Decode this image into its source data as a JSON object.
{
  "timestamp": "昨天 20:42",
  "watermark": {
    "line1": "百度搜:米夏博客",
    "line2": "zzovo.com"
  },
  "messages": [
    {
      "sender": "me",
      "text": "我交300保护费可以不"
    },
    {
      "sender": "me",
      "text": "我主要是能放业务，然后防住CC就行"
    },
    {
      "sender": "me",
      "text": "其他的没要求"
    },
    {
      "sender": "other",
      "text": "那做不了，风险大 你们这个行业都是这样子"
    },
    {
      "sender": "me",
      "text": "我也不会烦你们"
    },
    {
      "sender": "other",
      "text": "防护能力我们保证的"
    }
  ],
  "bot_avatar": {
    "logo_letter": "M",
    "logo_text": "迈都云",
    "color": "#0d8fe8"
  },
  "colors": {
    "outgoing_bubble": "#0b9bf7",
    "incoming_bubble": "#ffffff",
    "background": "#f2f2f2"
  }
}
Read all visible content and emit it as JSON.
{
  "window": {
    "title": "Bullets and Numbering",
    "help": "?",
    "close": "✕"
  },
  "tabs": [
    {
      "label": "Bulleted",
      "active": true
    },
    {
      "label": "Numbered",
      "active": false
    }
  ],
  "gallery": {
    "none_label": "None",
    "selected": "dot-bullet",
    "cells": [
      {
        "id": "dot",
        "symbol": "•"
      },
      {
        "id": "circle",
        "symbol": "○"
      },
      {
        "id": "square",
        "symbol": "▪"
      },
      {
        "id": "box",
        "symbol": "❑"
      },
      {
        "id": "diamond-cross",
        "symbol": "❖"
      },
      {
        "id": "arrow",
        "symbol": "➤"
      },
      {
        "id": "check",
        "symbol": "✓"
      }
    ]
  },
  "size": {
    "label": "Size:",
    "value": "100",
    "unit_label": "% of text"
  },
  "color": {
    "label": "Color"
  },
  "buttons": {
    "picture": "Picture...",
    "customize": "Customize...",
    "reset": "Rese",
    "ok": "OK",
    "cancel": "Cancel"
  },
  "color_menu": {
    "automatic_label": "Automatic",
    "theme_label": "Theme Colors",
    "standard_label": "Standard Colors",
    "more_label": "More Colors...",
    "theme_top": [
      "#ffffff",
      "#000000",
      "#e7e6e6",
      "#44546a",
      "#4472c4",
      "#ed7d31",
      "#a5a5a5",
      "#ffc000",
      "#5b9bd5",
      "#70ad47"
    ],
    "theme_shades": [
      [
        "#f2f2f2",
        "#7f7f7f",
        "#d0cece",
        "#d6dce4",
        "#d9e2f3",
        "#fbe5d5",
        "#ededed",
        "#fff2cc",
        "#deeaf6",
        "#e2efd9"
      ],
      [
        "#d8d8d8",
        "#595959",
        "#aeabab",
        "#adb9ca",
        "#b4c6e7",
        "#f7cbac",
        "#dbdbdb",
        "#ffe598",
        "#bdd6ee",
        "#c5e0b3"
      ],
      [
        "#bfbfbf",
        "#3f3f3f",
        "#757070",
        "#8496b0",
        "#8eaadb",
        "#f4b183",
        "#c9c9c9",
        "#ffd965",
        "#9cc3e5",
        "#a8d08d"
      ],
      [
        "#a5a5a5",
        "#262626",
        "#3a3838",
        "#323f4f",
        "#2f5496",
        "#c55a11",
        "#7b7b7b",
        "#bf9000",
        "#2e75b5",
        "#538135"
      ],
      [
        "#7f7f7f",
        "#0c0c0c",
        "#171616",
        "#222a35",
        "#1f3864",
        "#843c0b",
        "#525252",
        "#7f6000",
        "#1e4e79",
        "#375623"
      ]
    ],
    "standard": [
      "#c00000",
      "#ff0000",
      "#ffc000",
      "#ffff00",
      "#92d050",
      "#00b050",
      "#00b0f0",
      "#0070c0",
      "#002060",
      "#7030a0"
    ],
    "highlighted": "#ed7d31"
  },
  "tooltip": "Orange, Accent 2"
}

Direction
Give the entries once more, exactly as they appear.

Answer
Decode this image into its source data as a JSON object.
{
  "timestamp": "昨天 20:42",
  "watermark": {
    "line1": "百度搜:米夏博客",
    "line2": "zzovo.com"
  },
  "messages": [
    {
      "sender": "me",
      "text": "我交300保护费可以不"
    },
    {
      "sender": "me",
      "text": "我主要是能放业务，然后防住CC就行"
    },
    {
      "sender": "me",
      "text": "其他的没要求"
    },
    {
      "sender": "other",
      "text": "那做不了，风险大 你们这个行业都是这样子"
    },
    {
      "sender": "me",
      "text": "我也不会烦你们"
    },
    {
      "sender": "other",
      "text": "防护能力我们保证的"
    }
  ],
  "bot_avatar": {
    "logo_letter": "M",
    "logo_text": "迈都云",
    "color": "#0d8fe8"
  },
  "colors": {
    "outgoing_bubble": "#0b9bf7",
    "incoming_bubble": "#ffffff",
    "background": "#f2f2f2"
  }
}
Read all visible content and emit it as JSON.
{
  "window": {
    "title": "Bullets and Numbering",
    "help": "?",
    "close": "✕"
  },
  "tabs": [
    {
      "label": "Bulleted",
      "active": true
    },
    {
      "label": "Numbered",
      "active": false
    }
  ],
  "gallery": {
    "none_label": "None",
    "selected": "dot-bullet",
    "cells": [
      {
        "id": "dot",
        "symbol": "•"
      },
      {
        "id": "circle",
        "symbol": "○"
      },
      {
        "id": "square",
        "symbol": "▪"
      },
      {
        "id": "box",
        "symbol": "❑"
      },
      {
        "id": "diamond-cross",
        "symbol": "❖"
      },
      {
        "id": "arrow",
        "symbol": "➤"
      },
      {
        "id": "check",
        "symbol": "✓"
      }
    ]
  },
  "size": {
    "label": "Size:",
    "value": "100",
    "unit_label": "% of text"
  },
  "color": {
    "label": "Color"
  },
  "buttons": {
    "picture": "Picture...",
    "customize": "Customize...",
    "reset": "Rese",
    "ok": "OK",
    "cancel": "Cancel"
  },
  "color_menu": {
    "automatic_label": "Automatic",
    "theme_label": "Theme Colors",
    "standard_label": "Standard Colors",
    "more_label": "More Colors...",
    "theme_top": [
      "#ffffff",
      "#000000",
      "#e7e6e6",
      "#44546a",
      "#4472c4",
      "#ed7d31",
      "#a5a5a5",
      "#ffc000",
      "#5b9bd5",
      "#70ad47"
    ],
    "theme_shades": [
      [
        "#f2f2f2",
        "#7f7f7f",
        "#d0cece",
        "#d6dce4",
        "#d9e2f3",
        "#fbe5d5",
        "#ededed",
        "#fff2cc",
        "#deeaf6",
        "#e2efd9"
      ],
      [
        "#d8d8d8",
        "#595959",
        "#aeabab",
        "#adb9ca",
        "#b4c6e7",
        "#f7cbac",
        "#dbdbdb",
        "#ffe598",
        "#bdd6ee",
        "#c5e0b3"
      ],
      [
        "#bfbfbf",
        "#3f3f3f",
        "#757070",
        "#8496b0",
        "#8eaadb",
        "#f4b183",
        "#c9c9c9",
        "#ffd965",
        "#9cc3e5",
        "#a8d08d"
      ],
      [
        "#a5a5a5",
        "#262626",
        "#3a3838",
        "#323f4f",
        "#2f5496",
        "#c55a11",
        "#7b7b7b",
        "#bf9000",
        "#2e75b5",
        "#538135"
      ],
      [
        "#7f7f7f",
        "#0c0c0c",
        "#171616",
        "#222a35",
        "#1f3864",
        "#843c0b",
        "#525252",
        "#7f6000",
        "#1e4e79",
        "#375623"
      ]
    ],
    "standard": [
      "#c00000",
      "#ff0000",
      "#ffc000",
      "#ffff00",
      "#92d050",
      "#00b050",
      "#00b0f0",
      "#0070c0",
      "#002060",
      "#7030a0"
    ],
    "highlighted": "#ed7d31"
  },
  "tooltip": "Orange, Accent 2"
}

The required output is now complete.